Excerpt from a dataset

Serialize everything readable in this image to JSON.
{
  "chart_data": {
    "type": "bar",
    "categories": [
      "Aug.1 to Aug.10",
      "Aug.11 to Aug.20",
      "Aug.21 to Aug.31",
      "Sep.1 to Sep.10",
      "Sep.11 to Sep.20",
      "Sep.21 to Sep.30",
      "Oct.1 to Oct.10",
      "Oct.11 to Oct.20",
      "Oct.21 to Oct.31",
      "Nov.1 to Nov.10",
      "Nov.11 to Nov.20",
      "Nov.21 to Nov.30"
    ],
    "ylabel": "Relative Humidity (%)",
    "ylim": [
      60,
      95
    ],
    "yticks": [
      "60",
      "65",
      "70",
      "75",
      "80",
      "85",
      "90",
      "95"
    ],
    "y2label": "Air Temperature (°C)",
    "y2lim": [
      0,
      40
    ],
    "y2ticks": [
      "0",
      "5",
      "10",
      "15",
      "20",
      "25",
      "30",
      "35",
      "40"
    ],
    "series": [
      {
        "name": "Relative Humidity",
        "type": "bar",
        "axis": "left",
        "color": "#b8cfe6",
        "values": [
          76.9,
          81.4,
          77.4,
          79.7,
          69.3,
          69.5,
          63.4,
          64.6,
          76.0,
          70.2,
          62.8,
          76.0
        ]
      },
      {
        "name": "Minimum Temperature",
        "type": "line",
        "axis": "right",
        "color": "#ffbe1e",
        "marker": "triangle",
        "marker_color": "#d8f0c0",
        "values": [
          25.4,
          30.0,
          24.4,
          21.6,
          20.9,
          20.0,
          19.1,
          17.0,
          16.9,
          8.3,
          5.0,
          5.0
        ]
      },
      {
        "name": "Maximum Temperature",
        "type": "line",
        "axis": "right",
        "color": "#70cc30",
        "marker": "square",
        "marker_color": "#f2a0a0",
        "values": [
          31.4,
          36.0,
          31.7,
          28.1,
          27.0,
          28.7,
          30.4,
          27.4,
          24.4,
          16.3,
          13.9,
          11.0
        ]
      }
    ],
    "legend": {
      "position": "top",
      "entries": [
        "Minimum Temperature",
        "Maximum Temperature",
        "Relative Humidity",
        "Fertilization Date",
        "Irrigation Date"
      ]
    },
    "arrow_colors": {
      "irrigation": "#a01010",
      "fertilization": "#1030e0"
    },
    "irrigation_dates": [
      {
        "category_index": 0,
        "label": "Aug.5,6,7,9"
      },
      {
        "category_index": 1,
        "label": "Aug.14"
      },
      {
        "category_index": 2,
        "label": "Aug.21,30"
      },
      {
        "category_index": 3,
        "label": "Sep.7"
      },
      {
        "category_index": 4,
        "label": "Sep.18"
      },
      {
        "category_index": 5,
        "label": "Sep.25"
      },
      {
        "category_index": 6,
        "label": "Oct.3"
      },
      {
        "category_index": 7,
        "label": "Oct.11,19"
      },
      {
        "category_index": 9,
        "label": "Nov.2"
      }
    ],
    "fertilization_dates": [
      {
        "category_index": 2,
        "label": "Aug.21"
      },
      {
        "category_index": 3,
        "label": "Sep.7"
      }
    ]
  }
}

- [WORK TO COMPLETE] Go through the material above and copy each line that has the word "Relative".

- [EXERCISE RESULT]
    "ylabel": "Relative Humidity (%)",
        "name": "Relative Humidity",
        "Relative Humidity",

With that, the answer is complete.